======== Data entries
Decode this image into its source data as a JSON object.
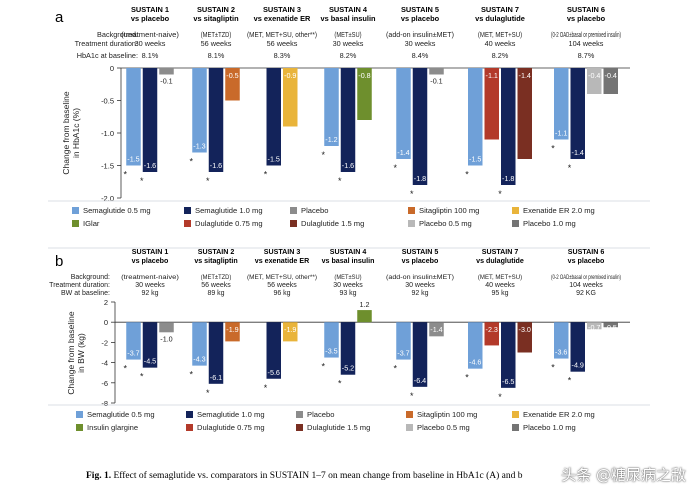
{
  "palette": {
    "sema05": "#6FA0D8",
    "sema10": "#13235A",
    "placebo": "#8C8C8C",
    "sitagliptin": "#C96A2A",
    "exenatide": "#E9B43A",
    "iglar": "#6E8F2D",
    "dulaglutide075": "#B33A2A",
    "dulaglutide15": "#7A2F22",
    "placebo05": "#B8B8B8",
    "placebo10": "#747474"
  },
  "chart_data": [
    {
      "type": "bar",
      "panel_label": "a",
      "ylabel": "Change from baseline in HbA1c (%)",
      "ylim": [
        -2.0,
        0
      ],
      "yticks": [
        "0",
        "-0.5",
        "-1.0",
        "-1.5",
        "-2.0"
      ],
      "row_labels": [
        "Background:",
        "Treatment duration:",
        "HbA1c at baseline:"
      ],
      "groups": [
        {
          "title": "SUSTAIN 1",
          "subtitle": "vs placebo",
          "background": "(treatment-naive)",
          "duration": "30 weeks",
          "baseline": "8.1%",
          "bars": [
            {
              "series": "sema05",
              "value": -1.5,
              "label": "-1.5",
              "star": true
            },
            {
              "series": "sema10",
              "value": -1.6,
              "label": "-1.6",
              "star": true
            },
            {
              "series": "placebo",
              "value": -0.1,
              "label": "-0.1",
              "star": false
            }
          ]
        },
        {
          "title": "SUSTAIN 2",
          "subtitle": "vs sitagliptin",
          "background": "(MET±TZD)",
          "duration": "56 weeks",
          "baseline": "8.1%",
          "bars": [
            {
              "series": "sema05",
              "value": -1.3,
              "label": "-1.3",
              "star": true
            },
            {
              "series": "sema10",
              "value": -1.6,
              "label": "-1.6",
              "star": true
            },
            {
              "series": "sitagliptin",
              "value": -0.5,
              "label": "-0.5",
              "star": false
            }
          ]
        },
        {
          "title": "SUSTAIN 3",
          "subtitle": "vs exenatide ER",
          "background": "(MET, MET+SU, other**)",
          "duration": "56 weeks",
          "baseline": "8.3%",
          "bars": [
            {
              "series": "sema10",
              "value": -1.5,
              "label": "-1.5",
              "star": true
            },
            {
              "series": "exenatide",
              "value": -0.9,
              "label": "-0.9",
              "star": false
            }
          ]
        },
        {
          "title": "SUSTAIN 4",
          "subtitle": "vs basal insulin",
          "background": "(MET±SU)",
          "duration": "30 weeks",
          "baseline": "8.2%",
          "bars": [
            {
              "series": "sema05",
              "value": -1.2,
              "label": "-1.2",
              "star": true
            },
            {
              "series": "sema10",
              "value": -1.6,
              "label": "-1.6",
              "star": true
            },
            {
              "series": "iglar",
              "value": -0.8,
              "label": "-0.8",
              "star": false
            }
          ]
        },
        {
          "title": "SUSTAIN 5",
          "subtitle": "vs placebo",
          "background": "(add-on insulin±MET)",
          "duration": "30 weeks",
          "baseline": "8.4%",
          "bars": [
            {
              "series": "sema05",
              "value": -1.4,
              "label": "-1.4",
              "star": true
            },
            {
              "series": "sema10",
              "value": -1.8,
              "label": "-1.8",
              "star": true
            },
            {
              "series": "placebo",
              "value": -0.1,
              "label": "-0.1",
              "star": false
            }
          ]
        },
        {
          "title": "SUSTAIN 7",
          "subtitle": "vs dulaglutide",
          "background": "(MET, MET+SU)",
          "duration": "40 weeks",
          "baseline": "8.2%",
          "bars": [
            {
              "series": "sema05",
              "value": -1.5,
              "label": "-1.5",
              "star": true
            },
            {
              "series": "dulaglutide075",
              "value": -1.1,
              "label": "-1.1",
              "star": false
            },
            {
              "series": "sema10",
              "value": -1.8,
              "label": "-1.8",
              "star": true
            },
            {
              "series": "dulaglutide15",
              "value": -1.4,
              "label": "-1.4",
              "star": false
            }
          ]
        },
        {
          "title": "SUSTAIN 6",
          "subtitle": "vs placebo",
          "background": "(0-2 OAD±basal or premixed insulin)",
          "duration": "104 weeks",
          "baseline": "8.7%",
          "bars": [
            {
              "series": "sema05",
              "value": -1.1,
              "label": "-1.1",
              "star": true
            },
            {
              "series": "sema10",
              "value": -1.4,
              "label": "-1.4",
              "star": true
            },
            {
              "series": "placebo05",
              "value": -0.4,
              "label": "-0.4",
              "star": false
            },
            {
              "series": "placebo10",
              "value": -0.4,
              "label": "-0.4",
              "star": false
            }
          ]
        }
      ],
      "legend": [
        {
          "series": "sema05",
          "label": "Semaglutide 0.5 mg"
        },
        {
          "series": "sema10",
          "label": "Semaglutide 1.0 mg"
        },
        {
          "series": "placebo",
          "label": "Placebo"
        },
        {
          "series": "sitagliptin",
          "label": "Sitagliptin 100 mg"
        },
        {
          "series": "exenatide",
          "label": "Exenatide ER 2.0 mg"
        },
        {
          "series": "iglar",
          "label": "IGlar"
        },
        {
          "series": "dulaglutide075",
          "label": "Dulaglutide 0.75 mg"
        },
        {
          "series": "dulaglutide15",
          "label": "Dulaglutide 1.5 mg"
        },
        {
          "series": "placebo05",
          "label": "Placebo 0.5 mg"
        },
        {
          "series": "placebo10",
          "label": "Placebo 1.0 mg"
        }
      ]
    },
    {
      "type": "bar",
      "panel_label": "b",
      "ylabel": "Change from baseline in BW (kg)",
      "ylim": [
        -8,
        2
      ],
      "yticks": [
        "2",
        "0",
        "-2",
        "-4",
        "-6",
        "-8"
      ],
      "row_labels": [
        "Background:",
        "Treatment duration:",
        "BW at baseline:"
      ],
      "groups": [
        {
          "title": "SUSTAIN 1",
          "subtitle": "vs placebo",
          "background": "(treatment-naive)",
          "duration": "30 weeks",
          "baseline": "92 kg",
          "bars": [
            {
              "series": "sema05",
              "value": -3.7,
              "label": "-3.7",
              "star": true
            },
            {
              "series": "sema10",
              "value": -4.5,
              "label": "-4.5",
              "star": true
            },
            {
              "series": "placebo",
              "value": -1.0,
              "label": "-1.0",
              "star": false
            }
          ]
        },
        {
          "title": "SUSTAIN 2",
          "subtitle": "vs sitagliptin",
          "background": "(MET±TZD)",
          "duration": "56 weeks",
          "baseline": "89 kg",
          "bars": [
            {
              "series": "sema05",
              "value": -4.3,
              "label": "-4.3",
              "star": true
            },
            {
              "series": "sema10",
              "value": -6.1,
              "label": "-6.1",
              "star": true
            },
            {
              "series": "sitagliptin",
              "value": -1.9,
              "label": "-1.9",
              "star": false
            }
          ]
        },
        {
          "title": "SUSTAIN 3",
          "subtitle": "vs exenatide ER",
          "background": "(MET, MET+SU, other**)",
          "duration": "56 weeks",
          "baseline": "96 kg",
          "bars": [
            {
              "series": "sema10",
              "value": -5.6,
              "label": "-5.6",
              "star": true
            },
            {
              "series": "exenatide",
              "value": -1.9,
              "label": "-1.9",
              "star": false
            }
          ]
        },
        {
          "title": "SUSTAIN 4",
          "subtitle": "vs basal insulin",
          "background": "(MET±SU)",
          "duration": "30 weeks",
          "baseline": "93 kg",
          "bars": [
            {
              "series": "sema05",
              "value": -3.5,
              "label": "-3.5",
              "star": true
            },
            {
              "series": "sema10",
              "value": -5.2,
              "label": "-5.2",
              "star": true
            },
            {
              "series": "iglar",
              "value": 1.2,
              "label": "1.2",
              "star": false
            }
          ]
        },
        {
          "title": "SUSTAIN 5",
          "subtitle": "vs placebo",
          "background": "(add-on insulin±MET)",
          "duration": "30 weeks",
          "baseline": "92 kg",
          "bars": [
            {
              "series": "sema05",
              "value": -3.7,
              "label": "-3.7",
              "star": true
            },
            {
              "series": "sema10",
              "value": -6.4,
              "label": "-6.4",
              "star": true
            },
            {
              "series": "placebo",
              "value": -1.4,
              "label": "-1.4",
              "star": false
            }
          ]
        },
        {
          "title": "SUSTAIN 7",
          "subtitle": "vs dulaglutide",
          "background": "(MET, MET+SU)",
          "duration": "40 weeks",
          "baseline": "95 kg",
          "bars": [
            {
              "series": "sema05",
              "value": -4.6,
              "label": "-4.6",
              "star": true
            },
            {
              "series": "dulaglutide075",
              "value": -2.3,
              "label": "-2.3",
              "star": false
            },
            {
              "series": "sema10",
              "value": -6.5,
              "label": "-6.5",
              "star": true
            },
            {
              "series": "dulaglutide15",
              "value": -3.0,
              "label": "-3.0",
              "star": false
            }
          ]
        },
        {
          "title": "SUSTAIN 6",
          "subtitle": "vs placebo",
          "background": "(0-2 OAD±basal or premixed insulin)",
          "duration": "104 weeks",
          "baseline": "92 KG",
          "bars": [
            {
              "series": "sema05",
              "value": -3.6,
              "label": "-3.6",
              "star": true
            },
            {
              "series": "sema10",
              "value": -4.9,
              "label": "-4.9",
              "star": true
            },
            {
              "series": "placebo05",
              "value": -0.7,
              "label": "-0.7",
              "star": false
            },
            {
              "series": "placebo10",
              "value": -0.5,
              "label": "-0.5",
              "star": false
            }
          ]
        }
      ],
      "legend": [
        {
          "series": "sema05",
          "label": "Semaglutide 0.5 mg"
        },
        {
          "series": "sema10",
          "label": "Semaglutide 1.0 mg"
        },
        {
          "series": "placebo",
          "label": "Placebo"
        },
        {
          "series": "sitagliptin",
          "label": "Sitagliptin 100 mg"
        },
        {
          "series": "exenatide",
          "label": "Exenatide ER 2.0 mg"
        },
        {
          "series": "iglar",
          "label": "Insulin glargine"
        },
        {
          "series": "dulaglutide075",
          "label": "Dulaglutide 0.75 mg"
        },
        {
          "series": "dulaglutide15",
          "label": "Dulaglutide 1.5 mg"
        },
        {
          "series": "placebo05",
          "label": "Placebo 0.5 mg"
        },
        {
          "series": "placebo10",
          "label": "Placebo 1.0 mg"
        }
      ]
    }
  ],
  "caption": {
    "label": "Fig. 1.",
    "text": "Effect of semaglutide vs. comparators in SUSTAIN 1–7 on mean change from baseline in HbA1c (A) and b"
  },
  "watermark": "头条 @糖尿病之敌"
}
================
======== Data entries
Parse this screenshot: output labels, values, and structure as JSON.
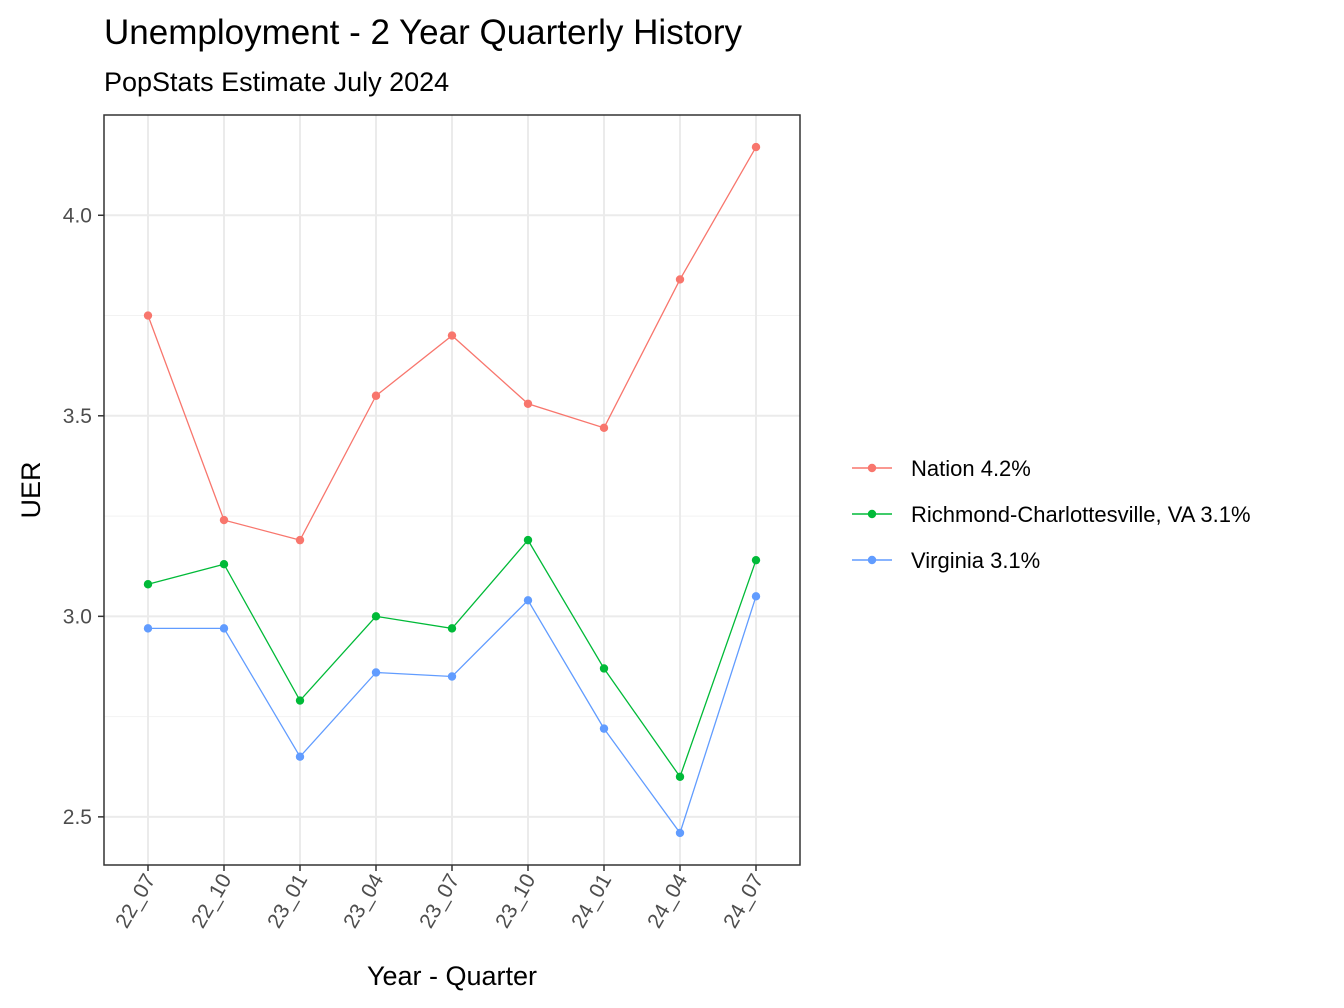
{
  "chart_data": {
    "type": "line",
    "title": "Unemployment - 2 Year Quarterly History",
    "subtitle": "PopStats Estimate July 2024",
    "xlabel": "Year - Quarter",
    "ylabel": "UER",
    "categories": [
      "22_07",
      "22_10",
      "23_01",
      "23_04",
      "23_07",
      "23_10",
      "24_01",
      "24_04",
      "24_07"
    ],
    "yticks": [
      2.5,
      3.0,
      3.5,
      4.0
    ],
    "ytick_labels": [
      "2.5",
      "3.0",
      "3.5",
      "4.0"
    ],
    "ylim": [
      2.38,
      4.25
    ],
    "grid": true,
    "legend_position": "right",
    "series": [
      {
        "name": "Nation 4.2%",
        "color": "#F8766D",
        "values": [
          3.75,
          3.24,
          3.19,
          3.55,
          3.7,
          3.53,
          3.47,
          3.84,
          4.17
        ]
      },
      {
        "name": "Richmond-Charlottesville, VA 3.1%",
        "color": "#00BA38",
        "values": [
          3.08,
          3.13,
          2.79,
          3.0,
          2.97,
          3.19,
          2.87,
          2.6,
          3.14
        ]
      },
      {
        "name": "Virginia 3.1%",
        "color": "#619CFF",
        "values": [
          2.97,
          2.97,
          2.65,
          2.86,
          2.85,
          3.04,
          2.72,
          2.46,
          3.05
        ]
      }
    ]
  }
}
================
• **Instructions to follow**
Copy each line above that contains the string "Year".

• **Task response**
    "title": "Unemployment - 2 Year Quarterly History",
    "xlabel": "Year - Quarter",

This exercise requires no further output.